↓↓↓

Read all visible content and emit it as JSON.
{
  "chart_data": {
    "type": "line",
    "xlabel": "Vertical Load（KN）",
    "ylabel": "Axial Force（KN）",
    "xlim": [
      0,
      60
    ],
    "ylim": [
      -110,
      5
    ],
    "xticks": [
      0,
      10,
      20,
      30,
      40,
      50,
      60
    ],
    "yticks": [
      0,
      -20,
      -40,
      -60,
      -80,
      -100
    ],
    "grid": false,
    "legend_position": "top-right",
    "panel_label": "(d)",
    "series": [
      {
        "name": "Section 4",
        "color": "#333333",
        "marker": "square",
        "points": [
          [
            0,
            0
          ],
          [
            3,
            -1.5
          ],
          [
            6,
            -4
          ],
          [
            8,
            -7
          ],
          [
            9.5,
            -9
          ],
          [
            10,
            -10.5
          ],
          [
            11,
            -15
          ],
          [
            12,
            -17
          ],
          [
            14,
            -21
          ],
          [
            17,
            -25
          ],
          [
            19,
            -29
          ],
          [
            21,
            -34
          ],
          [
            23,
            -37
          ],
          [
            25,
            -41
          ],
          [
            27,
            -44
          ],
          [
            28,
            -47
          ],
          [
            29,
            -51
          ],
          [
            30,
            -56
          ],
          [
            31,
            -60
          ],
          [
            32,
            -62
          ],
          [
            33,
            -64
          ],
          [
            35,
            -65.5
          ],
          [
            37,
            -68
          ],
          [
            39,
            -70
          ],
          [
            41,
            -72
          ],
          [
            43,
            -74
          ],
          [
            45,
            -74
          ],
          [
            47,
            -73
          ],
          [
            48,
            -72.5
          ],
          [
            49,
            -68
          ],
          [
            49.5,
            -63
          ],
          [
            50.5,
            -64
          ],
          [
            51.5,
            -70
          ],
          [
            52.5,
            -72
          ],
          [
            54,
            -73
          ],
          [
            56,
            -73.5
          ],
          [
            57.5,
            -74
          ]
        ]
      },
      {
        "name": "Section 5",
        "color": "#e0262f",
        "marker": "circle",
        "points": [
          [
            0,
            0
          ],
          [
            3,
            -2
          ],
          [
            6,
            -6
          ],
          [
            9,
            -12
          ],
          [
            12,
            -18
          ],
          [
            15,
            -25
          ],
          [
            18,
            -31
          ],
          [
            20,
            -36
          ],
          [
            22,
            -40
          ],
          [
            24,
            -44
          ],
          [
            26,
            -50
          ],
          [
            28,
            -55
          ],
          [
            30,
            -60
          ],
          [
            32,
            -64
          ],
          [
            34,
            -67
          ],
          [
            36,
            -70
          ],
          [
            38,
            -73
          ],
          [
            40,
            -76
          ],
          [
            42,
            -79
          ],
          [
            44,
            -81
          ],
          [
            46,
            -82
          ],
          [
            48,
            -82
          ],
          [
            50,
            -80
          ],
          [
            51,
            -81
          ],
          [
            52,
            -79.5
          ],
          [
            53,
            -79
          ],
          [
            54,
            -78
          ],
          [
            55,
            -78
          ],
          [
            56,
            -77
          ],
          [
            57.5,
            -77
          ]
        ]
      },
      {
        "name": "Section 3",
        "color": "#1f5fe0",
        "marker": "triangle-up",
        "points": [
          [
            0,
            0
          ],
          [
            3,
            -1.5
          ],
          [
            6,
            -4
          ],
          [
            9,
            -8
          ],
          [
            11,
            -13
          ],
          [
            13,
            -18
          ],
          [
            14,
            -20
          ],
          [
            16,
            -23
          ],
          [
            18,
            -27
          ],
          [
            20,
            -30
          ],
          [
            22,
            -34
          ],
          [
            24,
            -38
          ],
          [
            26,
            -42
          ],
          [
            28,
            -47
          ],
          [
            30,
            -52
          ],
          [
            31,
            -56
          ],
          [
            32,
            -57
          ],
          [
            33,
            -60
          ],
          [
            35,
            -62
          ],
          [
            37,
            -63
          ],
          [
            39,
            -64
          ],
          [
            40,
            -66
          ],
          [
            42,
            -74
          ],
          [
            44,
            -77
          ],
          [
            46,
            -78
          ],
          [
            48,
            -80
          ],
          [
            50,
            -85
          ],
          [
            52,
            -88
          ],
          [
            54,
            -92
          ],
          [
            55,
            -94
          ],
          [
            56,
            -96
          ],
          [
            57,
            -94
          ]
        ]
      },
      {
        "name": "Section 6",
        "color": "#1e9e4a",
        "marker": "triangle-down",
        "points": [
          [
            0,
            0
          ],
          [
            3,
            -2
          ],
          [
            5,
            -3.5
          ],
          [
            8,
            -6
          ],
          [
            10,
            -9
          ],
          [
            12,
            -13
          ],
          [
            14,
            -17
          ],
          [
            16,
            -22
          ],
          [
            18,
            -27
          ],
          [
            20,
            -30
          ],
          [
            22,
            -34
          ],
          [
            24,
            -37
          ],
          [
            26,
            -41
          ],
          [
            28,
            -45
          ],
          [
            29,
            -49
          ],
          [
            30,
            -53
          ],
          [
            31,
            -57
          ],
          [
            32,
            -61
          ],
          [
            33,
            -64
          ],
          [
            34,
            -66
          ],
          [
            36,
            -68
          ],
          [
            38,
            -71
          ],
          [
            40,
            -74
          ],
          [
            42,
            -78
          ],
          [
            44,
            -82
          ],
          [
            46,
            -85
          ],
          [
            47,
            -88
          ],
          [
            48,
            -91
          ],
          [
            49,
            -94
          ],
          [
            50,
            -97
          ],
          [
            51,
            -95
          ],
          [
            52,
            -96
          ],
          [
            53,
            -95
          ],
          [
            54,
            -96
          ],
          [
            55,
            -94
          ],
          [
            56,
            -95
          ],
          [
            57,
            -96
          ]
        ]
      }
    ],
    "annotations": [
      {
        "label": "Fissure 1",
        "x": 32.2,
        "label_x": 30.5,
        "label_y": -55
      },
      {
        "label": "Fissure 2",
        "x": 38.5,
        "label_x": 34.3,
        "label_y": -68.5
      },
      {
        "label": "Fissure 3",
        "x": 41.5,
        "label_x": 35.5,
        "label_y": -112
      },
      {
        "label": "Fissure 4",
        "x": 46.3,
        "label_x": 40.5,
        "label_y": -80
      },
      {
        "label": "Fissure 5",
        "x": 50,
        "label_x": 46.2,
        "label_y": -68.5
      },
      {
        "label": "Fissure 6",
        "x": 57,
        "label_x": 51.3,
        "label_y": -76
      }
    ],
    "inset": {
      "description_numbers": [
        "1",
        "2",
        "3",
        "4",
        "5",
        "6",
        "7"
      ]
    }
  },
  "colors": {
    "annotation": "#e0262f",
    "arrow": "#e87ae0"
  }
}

↑↑↑

• _DIRECTION_:
Repeat the entries shown above, every one, word for word.

• _REPLY TO THE TASK_:
Read all visible content and emit it as JSON.
{
  "chart_data": {
    "type": "line",
    "xlabel": "Vertical Load（KN）",
    "ylabel": "Axial Force（KN）",
    "xlim": [
      0,
      60
    ],
    "ylim": [
      -110,
      5
    ],
    "xticks": [
      0,
      10,
      20,
      30,
      40,
      50,
      60
    ],
    "yticks": [
      0,
      -20,
      -40,
      -60,
      -80,
      -100
    ],
    "grid": false,
    "legend_position": "top-right",
    "panel_label": "(d)",
    "series": [
      {
        "name": "Section 4",
        "color": "#333333",
        "marker": "square",
        "points": [
          [
            0,
            0
          ],
          [
            3,
            -1.5
          ],
          [
            6,
            -4
          ],
          [
            8,
            -7
          ],
          [
            9.5,
            -9
          ],
          [
            10,
            -10.5
          ],
          [
            11,
            -15
          ],
          [
            12,
            -17
          ],
          [
            14,
            -21
          ],
          [
            17,
            -25
          ],
          [
            19,
            -29
          ],
          [
            21,
            -34
          ],
          [
            23,
            -37
          ],
          [
            25,
            -41
          ],
          [
            27,
            -44
          ],
          [
            28,
            -47
          ],
          [
            29,
            -51
          ],
          [
            30,
            -56
          ],
          [
            31,
            -60
          ],
          [
            32,
            -62
          ],
          [
            33,
            -64
          ],
          [
            35,
            -65.5
          ],
          [
            37,
            -68
          ],
          [
            39,
            -70
          ],
          [
            41,
            -72
          ],
          [
            43,
            -74
          ],
          [
            45,
            -74
          ],
          [
            47,
            -73
          ],
          [
            48,
            -72.5
          ],
          [
            49,
            -68
          ],
          [
            49.5,
            -63
          ],
          [
            50.5,
            -64
          ],
          [
            51.5,
            -70
          ],
          [
            52.5,
            -72
          ],
          [
            54,
            -73
          ],
          [
            56,
            -73.5
          ],
          [
            57.5,
            -74
          ]
        ]
      },
      {
        "name": "Section 5",
        "color": "#e0262f",
        "marker": "circle",
        "points": [
          [
            0,
            0
          ],
          [
            3,
            -2
          ],
          [
            6,
            -6
          ],
          [
            9,
            -12
          ],
          [
            12,
            -18
          ],
          [
            15,
            -25
          ],
          [
            18,
            -31
          ],
          [
            20,
            -36
          ],
          [
            22,
            -40
          ],
          [
            24,
            -44
          ],
          [
            26,
            -50
          ],
          [
            28,
            -55
          ],
          [
            30,
            -60
          ],
          [
            32,
            -64
          ],
          [
            34,
            -67
          ],
          [
            36,
            -70
          ],
          [
            38,
            -73
          ],
          [
            40,
            -76
          ],
          [
            42,
            -79
          ],
          [
            44,
            -81
          ],
          [
            46,
            -82
          ],
          [
            48,
            -82
          ],
          [
            50,
            -80
          ],
          [
            51,
            -81
          ],
          [
            52,
            -79.5
          ],
          [
            53,
            -79
          ],
          [
            54,
            -78
          ],
          [
            55,
            -78
          ],
          [
            56,
            -77
          ],
          [
            57.5,
            -77
          ]
        ]
      },
      {
        "name": "Section 3",
        "color": "#1f5fe0",
        "marker": "triangle-up",
        "points": [
          [
            0,
            0
          ],
          [
            3,
            -1.5
          ],
          [
            6,
            -4
          ],
          [
            9,
            -8
          ],
          [
            11,
            -13
          ],
          [
            13,
            -18
          ],
          [
            14,
            -20
          ],
          [
            16,
            -23
          ],
          [
            18,
            -27
          ],
          [
            20,
            -30
          ],
          [
            22,
            -34
          ],
          [
            24,
            -38
          ],
          [
            26,
            -42
          ],
          [
            28,
            -47
          ],
          [
            30,
            -52
          ],
          [
            31,
            -56
          ],
          [
            32,
            -57
          ],
          [
            33,
            -60
          ],
          [
            35,
            -62
          ],
          [
            37,
            -63
          ],
          [
            39,
            -64
          ],
          [
            40,
            -66
          ],
          [
            42,
            -74
          ],
          [
            44,
            -77
          ],
          [
            46,
            -78
          ],
          [
            48,
            -80
          ],
          [
            50,
            -85
          ],
          [
            52,
            -88
          ],
          [
            54,
            -92
          ],
          [
            55,
            -94
          ],
          [
            56,
            -96
          ],
          [
            57,
            -94
          ]
        ]
      },
      {
        "name": "Section 6",
        "color": "#1e9e4a",
        "marker": "triangle-down",
        "points": [
          [
            0,
            0
          ],
          [
            3,
            -2
          ],
          [
            5,
            -3.5
          ],
          [
            8,
            -6
          ],
          [
            10,
            -9
          ],
          [
            12,
            -13
          ],
          [
            14,
            -17
          ],
          [
            16,
            -22
          ],
          [
            18,
            -27
          ],
          [
            20,
            -30
          ],
          [
            22,
            -34
          ],
          [
            24,
            -37
          ],
          [
            26,
            -41
          ],
          [
            28,
            -45
          ],
          [
            29,
            -49
          ],
          [
            30,
            -53
          ],
          [
            31,
            -57
          ],
          [
            32,
            -61
          ],
          [
            33,
            -64
          ],
          [
            34,
            -66
          ],
          [
            36,
            -68
          ],
          [
            38,
            -71
          ],
          [
            40,
            -74
          ],
          [
            42,
            -78
          ],
          [
            44,
            -82
          ],
          [
            46,
            -85
          ],
          [
            47,
            -88
          ],
          [
            48,
            -91
          ],
          [
            49,
            -94
          ],
          [
            50,
            -97
          ],
          [
            51,
            -95
          ],
          [
            52,
            -96
          ],
          [
            53,
            -95
          ],
          [
            54,
            -96
          ],
          [
            55,
            -94
          ],
          [
            56,
            -95
          ],
          [
            57,
            -96
          ]
        ]
      }
    ],
    "annotations": [
      {
        "label": "Fissure 1",
        "x": 32.2,
        "label_x": 30.5,
        "label_y": -55
      },
      {
        "label": "Fissure 2",
        "x": 38.5,
        "label_x": 34.3,
        "label_y": -68.5
      },
      {
        "label": "Fissure 3",
        "x": 41.5,
        "label_x": 35.5,
        "label_y": -112
      },
      {
        "label": "Fissure 4",
        "x": 46.3,
        "label_x": 40.5,
        "label_y": -80
      },
      {
        "label": "Fissure 5",
        "x": 50,
        "label_x": 46.2,
        "label_y": -68.5
      },
      {
        "label": "Fissure 6",
        "x": 57,
        "label_x": 51.3,
        "label_y": -76
      }
    ],
    "inset": {
      "description_numbers": [
        "1",
        "2",
        "3",
        "4",
        "5",
        "6",
        "7"
      ]
    }
  },
  "colors": {
    "annotation": "#e0262f",
    "arrow": "#e87ae0"
  }
}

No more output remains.